Dataset records:
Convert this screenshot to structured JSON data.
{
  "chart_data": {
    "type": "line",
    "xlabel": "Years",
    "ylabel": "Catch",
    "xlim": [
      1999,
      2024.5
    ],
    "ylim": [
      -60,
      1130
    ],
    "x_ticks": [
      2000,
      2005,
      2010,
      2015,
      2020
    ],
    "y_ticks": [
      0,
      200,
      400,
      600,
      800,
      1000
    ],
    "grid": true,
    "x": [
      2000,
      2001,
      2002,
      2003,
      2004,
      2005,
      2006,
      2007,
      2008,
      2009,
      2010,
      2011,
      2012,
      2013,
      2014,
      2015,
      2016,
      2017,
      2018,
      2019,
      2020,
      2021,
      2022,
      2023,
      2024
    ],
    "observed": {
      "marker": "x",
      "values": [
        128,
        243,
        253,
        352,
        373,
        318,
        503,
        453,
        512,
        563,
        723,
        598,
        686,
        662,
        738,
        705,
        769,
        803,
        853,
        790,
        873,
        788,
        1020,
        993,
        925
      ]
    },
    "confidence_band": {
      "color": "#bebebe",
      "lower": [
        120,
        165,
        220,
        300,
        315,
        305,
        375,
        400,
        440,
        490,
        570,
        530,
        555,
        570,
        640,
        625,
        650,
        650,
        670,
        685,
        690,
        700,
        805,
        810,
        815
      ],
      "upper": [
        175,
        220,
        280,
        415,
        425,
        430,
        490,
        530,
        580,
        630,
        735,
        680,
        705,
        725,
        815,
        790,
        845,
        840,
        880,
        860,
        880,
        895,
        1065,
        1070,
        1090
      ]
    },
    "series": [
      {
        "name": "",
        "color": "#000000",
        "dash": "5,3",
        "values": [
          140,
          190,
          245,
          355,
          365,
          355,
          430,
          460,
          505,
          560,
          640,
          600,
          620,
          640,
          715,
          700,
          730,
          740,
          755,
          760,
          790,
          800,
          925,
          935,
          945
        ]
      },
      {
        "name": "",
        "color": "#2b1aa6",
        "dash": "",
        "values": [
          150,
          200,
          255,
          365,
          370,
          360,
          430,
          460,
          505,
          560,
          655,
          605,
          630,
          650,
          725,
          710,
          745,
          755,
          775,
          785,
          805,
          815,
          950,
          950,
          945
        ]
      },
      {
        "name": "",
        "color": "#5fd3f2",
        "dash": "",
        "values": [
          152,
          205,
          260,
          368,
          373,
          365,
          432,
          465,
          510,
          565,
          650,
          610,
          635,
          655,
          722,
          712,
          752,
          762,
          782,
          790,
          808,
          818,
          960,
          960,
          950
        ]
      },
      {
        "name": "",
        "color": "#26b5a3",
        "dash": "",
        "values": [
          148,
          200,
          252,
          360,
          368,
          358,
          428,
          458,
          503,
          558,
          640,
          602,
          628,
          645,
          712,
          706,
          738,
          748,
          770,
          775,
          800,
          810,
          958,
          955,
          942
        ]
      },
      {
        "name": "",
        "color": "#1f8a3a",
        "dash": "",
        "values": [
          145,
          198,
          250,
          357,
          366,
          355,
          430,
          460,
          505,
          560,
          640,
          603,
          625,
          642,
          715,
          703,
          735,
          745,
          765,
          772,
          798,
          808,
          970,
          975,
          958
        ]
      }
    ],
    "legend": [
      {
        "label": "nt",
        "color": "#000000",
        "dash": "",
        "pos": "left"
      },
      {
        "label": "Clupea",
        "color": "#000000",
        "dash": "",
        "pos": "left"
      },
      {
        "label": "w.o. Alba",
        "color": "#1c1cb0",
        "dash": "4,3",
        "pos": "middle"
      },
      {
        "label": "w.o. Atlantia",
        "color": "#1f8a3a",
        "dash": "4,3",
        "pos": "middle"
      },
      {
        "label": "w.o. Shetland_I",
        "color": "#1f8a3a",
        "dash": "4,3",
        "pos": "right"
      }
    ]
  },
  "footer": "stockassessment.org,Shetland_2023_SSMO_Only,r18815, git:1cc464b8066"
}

Task to carry out: Retype all of the data shown above, word for word.

Task output:
Convert this screenshot to structured JSON data.
{
  "chart_data": {
    "type": "line",
    "xlabel": "Years",
    "ylabel": "Catch",
    "xlim": [
      1999,
      2024.5
    ],
    "ylim": [
      -60,
      1130
    ],
    "x_ticks": [
      2000,
      2005,
      2010,
      2015,
      2020
    ],
    "y_ticks": [
      0,
      200,
      400,
      600,
      800,
      1000
    ],
    "grid": true,
    "x": [
      2000,
      2001,
      2002,
      2003,
      2004,
      2005,
      2006,
      2007,
      2008,
      2009,
      2010,
      2011,
      2012,
      2013,
      2014,
      2015,
      2016,
      2017,
      2018,
      2019,
      2020,
      2021,
      2022,
      2023,
      2024
    ],
    "observed": {
      "marker": "x",
      "values": [
        128,
        243,
        253,
        352,
        373,
        318,
        503,
        453,
        512,
        563,
        723,
        598,
        686,
        662,
        738,
        705,
        769,
        803,
        853,
        790,
        873,
        788,
        1020,
        993,
        925
      ]
    },
    "confidence_band": {
      "color": "#bebebe",
      "lower": [
        120,
        165,
        220,
        300,
        315,
        305,
        375,
        400,
        440,
        490,
        570,
        530,
        555,
        570,
        640,
        625,
        650,
        650,
        670,
        685,
        690,
        700,
        805,
        810,
        815
      ],
      "upper": [
        175,
        220,
        280,
        415,
        425,
        430,
        490,
        530,
        580,
        630,
        735,
        680,
        705,
        725,
        815,
        790,
        845,
        840,
        880,
        860,
        880,
        895,
        1065,
        1070,
        1090
      ]
    },
    "series": [
      {
        "name": "",
        "color": "#000000",
        "dash": "5,3",
        "values": [
          140,
          190,
          245,
          355,
          365,
          355,
          430,
          460,
          505,
          560,
          640,
          600,
          620,
          640,
          715,
          700,
          730,
          740,
          755,
          760,
          790,
          800,
          925,
          935,
          945
        ]
      },
      {
        "name": "",
        "color": "#2b1aa6",
        "dash": "",
        "values": [
          150,
          200,
          255,
          365,
          370,
          360,
          430,
          460,
          505,
          560,
          655,
          605,
          630,
          650,
          725,
          710,
          745,
          755,
          775,
          785,
          805,
          815,
          950,
          950,
          945
        ]
      },
      {
        "name": "",
        "color": "#5fd3f2",
        "dash": "",
        "values": [
          152,
          205,
          260,
          368,
          373,
          365,
          432,
          465,
          510,
          565,
          650,
          610,
          635,
          655,
          722,
          712,
          752,
          762,
          782,
          790,
          808,
          818,
          960,
          960,
          950
        ]
      },
      {
        "name": "",
        "color": "#26b5a3",
        "dash": "",
        "values": [
          148,
          200,
          252,
          360,
          368,
          358,
          428,
          458,
          503,
          558,
          640,
          602,
          628,
          645,
          712,
          706,
          738,
          748,
          770,
          775,
          800,
          810,
          958,
          955,
          942
        ]
      },
      {
        "name": "",
        "color": "#1f8a3a",
        "dash": "",
        "values": [
          145,
          198,
          250,
          357,
          366,
          355,
          430,
          460,
          505,
          560,
          640,
          603,
          625,
          642,
          715,
          703,
          735,
          745,
          765,
          772,
          798,
          808,
          970,
          975,
          958
        ]
      }
    ],
    "legend": [
      {
        "label": "nt",
        "color": "#000000",
        "dash": "",
        "pos": "left"
      },
      {
        "label": "Clupea",
        "color": "#000000",
        "dash": "",
        "pos": "left"
      },
      {
        "label": "w.o. Alba",
        "color": "#1c1cb0",
        "dash": "4,3",
        "pos": "middle"
      },
      {
        "label": "w.o. Atlantia",
        "color": "#1f8a3a",
        "dash": "4,3",
        "pos": "middle"
      },
      {
        "label": "w.o. Shetland_I",
        "color": "#1f8a3a",
        "dash": "4,3",
        "pos": "right"
      }
    ]
  },
  "footer": "stockassessment.org,Shetland_2023_SSMO_Only,r18815, git:1cc464b8066"
}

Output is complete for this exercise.